### TO DO
Reproduce the items from the beginning through the line containing "- Text: 68: 68: [632, 451, 649, 466]", swapping "Patent Application Publication" for "Patent Publication" and keeping all other text the same.

### EXTRACTED INFORMATION
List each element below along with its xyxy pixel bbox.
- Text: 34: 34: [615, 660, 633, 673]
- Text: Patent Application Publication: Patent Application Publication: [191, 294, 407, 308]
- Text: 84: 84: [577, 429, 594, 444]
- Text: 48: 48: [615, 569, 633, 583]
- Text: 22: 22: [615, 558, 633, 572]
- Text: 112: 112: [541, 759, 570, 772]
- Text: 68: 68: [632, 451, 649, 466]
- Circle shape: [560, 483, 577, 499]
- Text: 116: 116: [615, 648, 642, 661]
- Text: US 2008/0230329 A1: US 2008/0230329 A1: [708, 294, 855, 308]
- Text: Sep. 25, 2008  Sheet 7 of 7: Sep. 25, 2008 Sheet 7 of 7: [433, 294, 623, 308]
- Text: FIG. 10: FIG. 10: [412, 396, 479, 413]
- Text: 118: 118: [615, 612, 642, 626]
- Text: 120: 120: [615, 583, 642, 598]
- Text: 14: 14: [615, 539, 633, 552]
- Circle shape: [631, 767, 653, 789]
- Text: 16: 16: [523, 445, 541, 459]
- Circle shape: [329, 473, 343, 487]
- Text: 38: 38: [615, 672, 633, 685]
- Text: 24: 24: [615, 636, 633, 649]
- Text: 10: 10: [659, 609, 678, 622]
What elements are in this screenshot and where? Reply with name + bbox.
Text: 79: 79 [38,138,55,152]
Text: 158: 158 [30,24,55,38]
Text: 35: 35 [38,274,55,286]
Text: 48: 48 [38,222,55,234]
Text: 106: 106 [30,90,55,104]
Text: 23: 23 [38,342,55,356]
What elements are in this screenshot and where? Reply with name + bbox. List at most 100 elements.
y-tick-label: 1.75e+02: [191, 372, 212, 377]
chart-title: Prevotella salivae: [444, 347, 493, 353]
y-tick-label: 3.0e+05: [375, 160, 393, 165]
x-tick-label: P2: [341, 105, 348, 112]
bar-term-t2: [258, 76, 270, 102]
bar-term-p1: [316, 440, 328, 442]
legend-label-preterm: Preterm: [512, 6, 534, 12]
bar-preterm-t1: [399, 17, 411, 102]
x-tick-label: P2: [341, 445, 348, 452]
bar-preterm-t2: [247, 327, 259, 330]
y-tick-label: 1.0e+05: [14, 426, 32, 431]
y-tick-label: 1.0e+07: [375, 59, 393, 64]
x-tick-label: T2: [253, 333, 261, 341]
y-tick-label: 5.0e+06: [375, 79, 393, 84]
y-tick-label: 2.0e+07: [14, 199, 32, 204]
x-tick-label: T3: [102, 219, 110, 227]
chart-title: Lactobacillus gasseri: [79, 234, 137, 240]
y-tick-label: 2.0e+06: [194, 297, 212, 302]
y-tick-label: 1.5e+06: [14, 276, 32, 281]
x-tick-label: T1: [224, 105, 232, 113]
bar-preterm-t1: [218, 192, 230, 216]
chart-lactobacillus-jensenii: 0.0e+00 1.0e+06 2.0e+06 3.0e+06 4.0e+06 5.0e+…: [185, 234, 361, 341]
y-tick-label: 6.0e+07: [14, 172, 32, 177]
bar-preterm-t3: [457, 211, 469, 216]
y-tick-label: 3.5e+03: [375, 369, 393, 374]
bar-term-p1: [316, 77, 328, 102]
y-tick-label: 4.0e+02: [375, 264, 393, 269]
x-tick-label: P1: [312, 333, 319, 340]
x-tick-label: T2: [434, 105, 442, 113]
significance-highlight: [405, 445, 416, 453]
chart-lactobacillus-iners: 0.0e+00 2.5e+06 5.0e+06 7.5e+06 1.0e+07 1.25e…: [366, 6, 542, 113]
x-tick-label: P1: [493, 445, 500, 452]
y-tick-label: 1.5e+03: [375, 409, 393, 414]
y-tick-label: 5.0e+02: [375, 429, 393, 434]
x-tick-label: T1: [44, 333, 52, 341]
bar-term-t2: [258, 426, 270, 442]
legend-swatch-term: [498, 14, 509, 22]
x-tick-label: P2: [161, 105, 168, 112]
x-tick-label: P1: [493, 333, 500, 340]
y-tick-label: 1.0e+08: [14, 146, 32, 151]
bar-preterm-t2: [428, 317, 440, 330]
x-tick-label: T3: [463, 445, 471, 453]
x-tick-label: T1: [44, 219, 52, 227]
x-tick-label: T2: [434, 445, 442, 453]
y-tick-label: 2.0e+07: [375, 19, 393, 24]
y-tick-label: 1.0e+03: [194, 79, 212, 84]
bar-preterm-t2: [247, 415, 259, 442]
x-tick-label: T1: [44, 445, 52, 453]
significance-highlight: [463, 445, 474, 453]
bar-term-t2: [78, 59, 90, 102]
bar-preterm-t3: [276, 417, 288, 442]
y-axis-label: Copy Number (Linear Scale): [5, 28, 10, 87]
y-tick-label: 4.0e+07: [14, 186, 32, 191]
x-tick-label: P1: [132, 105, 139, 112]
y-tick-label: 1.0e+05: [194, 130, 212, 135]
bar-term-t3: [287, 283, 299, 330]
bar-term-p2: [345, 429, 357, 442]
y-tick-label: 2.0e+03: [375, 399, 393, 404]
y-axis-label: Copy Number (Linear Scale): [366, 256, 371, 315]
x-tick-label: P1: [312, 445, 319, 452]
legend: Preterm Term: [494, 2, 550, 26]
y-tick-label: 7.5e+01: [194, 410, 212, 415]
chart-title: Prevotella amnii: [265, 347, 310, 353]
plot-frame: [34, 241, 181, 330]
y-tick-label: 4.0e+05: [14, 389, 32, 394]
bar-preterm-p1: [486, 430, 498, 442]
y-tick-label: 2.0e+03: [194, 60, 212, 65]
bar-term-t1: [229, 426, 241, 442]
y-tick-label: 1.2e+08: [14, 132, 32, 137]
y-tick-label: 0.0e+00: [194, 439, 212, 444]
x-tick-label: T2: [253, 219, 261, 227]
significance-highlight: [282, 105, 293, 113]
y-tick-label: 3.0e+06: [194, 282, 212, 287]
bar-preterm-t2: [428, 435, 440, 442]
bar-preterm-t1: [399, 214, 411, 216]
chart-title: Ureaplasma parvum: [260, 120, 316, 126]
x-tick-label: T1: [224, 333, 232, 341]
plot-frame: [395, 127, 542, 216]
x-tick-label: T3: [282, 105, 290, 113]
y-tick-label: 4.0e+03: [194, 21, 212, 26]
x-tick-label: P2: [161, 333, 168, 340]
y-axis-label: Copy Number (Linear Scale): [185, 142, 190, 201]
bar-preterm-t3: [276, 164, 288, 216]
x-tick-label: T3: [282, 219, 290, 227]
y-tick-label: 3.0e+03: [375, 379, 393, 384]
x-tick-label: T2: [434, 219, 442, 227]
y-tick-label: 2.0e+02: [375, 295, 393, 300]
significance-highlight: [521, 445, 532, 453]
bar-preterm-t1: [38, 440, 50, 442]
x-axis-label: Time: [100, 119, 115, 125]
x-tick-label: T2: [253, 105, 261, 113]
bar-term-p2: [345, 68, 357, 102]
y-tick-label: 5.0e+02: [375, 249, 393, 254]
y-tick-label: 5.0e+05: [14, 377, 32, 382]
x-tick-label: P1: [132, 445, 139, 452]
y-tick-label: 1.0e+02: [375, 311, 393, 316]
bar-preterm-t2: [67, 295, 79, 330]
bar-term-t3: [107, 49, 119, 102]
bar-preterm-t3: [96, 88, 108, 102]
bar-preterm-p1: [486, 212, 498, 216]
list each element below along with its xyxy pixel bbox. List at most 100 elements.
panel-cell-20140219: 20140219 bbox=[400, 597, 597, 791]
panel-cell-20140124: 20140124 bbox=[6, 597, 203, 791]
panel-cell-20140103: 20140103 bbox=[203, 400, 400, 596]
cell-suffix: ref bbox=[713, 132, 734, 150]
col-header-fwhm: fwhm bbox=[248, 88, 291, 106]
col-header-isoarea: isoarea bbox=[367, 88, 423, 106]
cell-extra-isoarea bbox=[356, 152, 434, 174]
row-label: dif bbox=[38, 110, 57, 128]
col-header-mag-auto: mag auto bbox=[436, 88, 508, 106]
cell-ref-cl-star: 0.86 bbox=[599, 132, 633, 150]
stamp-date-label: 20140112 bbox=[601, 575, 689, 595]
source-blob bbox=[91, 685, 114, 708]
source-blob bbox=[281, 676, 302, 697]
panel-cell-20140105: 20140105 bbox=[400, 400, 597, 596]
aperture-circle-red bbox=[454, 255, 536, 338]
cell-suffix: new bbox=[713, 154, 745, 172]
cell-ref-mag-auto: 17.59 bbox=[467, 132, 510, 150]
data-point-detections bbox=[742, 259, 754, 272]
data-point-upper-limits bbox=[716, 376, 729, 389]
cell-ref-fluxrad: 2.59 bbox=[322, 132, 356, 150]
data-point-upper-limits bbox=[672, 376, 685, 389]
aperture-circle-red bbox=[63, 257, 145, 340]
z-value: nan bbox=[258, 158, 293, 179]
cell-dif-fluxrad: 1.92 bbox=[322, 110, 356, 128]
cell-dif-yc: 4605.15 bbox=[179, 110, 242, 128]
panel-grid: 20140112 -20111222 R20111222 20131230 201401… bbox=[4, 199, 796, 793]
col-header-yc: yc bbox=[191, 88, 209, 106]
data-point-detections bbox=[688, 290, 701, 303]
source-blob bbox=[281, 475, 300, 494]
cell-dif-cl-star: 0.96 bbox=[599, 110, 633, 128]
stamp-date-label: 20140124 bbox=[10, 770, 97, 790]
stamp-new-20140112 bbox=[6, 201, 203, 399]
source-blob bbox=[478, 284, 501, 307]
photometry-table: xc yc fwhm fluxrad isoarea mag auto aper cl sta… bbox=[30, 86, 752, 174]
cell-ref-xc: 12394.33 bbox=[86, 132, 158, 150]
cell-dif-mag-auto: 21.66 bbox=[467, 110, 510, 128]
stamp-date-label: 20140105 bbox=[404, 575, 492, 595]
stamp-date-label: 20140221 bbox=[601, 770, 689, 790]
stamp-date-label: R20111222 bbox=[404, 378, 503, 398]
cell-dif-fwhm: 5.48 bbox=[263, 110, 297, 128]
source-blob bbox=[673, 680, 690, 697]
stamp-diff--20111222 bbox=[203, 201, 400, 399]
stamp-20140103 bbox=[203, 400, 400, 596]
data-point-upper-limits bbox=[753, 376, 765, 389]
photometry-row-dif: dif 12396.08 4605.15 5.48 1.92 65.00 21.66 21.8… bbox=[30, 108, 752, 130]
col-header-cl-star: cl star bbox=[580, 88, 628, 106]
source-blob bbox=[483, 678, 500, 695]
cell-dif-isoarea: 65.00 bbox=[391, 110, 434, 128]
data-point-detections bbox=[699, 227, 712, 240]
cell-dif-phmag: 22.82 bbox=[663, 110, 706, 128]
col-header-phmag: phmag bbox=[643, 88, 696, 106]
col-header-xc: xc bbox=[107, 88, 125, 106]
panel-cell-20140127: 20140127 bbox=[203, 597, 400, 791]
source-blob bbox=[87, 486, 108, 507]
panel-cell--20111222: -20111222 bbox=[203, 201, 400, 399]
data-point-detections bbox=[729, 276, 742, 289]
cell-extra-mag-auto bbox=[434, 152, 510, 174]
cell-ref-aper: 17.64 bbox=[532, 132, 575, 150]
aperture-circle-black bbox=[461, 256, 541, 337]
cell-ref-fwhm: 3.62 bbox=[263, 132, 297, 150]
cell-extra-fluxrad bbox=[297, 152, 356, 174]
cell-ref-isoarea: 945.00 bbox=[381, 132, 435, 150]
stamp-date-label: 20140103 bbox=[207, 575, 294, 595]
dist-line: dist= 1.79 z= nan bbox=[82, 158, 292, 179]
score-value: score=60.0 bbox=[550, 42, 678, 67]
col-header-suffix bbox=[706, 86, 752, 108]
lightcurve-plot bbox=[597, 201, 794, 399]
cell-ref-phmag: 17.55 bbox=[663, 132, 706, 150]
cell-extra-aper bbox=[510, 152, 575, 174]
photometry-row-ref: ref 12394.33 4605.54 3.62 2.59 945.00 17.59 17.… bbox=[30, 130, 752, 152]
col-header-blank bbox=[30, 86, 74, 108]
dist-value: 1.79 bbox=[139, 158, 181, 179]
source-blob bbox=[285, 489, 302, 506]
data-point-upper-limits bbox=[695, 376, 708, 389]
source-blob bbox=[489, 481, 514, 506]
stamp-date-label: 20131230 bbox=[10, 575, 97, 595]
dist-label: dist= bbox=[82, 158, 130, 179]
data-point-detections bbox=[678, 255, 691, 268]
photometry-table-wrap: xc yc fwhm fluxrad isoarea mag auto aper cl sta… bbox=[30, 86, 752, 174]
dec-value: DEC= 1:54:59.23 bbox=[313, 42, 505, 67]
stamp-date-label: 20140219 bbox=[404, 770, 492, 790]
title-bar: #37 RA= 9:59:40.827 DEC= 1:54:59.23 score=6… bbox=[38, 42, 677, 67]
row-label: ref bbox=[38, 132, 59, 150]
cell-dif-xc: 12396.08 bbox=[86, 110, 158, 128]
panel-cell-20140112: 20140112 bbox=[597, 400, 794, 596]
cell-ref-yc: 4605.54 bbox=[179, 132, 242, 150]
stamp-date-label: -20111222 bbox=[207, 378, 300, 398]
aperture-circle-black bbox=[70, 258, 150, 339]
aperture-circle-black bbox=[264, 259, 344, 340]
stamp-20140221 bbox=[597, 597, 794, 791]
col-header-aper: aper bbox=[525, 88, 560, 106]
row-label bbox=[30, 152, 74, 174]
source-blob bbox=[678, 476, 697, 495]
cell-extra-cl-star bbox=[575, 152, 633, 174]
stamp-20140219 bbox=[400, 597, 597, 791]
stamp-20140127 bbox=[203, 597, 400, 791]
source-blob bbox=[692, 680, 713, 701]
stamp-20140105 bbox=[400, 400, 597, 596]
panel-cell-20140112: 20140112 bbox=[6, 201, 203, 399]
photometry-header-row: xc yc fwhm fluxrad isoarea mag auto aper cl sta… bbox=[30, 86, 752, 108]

### WORKED ANSWER
List each element below along with its xyxy pixel bbox.
- Text: 34: 34: [615, 660, 633, 673]
- Text: Patent Publication: Patent Publication: [191, 294, 407, 308]
- Text: 84: 84: [577, 429, 594, 444]
- Text: 48: 48: [615, 569, 633, 583]
- Text: 22: 22: [615, 558, 633, 572]
- Text: 112: 112: [541, 759, 570, 772]
- Text: 68: 68: [632, 451, 649, 466]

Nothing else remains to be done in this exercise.